:: Entries provided ::

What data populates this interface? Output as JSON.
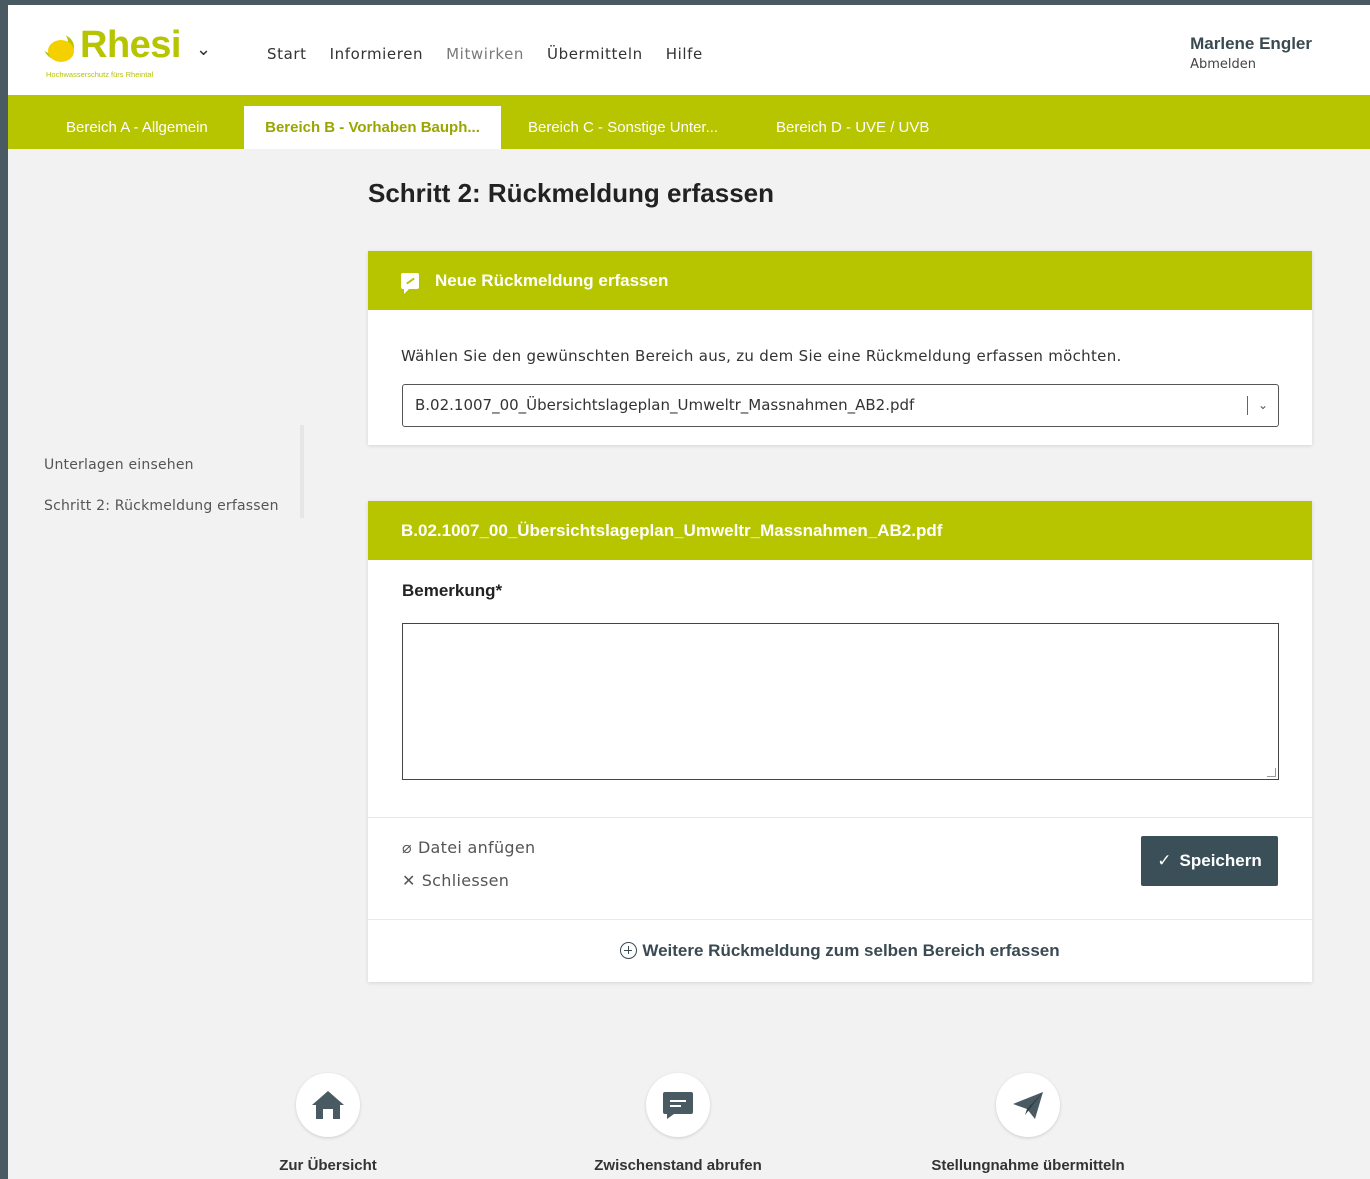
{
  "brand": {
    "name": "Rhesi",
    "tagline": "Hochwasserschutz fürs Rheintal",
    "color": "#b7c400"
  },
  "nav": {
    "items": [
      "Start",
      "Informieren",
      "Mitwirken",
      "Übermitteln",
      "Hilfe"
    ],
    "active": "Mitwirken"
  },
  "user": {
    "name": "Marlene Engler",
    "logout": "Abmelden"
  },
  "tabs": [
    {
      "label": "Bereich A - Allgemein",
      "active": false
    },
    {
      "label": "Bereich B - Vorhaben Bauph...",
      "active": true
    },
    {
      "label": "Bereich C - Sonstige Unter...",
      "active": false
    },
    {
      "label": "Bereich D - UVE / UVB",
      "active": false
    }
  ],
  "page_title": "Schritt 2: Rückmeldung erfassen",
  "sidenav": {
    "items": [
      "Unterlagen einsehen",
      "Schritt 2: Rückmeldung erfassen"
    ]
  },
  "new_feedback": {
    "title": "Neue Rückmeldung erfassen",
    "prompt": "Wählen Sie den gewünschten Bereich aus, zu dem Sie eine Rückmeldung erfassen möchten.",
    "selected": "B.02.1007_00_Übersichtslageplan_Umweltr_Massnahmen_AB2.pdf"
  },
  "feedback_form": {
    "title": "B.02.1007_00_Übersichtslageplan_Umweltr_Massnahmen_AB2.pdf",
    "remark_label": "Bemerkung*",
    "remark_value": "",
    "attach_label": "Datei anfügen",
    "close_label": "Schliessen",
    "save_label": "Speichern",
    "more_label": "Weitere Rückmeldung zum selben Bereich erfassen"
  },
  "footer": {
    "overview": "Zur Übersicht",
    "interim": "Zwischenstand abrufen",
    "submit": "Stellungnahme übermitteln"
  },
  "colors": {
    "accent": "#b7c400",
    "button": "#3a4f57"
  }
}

:::
:: Entries provided ::

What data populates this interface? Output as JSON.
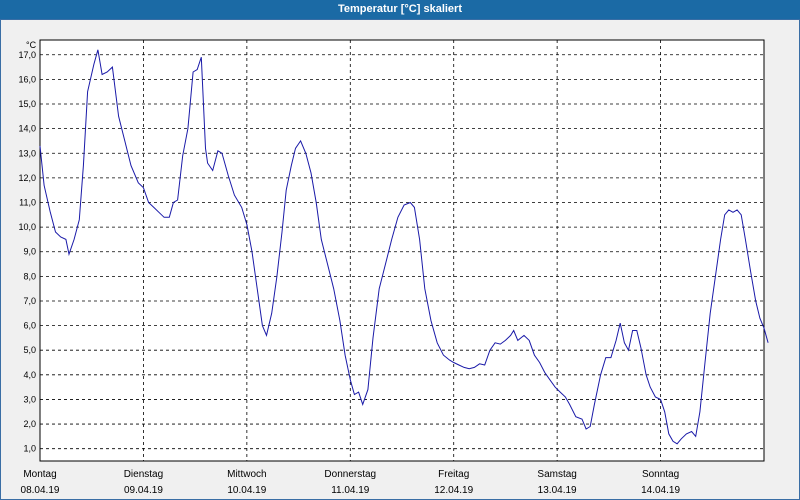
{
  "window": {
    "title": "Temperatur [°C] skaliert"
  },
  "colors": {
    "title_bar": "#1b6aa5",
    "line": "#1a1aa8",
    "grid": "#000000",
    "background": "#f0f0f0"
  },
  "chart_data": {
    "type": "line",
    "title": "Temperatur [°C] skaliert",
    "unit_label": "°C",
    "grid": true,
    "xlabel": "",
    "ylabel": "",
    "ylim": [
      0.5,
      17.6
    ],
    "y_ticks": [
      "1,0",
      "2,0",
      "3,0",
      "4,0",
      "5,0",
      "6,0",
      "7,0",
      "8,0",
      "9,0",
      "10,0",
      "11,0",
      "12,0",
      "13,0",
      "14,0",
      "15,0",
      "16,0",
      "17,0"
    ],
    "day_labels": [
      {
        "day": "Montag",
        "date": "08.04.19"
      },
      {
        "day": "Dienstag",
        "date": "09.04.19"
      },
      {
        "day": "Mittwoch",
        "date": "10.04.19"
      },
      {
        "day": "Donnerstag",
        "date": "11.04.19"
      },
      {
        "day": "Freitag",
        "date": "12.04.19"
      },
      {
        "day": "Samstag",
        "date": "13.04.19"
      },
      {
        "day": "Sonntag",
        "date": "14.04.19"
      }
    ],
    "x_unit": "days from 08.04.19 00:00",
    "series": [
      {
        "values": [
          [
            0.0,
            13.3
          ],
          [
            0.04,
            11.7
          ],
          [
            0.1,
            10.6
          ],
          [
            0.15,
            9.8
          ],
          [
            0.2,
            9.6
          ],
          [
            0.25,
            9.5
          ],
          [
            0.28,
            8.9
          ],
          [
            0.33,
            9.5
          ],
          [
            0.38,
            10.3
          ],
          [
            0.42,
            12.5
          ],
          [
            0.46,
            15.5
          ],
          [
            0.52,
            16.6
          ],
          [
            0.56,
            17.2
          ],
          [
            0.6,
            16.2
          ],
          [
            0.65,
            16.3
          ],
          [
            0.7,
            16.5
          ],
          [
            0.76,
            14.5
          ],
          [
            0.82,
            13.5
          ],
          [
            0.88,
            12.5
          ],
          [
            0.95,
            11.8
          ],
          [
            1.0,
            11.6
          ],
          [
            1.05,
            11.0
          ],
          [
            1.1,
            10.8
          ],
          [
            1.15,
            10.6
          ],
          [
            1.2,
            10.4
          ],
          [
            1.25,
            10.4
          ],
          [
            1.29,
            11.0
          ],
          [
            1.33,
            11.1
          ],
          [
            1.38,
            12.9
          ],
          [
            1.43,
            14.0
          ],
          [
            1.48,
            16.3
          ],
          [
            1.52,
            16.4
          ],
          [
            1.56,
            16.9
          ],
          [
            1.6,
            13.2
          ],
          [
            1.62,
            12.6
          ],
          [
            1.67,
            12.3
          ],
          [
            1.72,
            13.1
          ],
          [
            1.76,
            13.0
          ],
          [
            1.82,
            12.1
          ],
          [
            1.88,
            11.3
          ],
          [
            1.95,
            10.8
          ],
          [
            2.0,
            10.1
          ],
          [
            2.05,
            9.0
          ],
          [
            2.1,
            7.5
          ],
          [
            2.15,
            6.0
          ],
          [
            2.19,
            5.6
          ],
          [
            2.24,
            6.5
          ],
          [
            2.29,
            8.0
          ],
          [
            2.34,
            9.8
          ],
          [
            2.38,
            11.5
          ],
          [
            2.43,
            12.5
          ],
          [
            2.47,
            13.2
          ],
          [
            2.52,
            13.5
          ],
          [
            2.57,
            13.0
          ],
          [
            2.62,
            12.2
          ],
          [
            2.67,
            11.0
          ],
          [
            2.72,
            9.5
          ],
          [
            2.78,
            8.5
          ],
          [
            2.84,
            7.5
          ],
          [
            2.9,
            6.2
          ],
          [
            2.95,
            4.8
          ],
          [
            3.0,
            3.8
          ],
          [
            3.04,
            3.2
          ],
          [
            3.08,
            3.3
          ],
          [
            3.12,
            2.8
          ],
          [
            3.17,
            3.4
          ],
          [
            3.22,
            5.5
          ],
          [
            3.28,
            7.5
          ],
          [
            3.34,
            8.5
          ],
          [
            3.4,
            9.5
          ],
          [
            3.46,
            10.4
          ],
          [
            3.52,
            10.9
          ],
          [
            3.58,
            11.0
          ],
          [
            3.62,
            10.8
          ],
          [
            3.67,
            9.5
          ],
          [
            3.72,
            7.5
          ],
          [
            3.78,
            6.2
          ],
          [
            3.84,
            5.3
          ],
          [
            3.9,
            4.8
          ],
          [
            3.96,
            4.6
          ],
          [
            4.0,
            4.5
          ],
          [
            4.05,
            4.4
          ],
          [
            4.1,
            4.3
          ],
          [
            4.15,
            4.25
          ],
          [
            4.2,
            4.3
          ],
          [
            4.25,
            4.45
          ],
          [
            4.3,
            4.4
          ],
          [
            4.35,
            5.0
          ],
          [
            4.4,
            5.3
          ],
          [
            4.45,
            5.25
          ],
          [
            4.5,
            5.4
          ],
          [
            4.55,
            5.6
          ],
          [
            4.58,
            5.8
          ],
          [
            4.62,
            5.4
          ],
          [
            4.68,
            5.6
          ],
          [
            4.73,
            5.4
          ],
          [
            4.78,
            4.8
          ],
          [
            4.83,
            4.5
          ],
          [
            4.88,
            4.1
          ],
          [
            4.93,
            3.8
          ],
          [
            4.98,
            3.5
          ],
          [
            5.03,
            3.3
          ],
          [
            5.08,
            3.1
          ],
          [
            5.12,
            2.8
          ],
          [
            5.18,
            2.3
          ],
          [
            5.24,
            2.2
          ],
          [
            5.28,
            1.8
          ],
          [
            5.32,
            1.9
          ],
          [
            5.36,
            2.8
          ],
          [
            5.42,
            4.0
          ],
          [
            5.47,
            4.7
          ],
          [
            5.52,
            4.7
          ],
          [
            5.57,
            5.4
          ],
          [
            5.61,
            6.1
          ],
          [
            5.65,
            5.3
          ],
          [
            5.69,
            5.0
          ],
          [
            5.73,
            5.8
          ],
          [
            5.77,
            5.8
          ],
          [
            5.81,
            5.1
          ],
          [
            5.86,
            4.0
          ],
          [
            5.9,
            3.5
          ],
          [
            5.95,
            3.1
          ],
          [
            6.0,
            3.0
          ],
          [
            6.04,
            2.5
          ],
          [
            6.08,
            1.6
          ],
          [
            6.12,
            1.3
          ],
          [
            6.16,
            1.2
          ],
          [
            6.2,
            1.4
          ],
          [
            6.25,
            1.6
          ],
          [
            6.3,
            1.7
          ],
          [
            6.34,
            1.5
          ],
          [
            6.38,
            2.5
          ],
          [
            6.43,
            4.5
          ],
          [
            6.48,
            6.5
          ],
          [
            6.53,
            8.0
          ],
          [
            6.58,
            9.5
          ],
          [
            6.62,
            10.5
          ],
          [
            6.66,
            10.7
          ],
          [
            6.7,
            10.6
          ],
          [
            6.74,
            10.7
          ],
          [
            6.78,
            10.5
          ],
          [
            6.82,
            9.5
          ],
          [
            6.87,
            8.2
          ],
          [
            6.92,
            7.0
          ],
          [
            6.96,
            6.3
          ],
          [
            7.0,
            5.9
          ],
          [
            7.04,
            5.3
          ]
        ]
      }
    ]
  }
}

:::

* [Given exercise]: How many lines of the data contain the word "skaliert"? Answer with the number alone.

* [Answer]: 2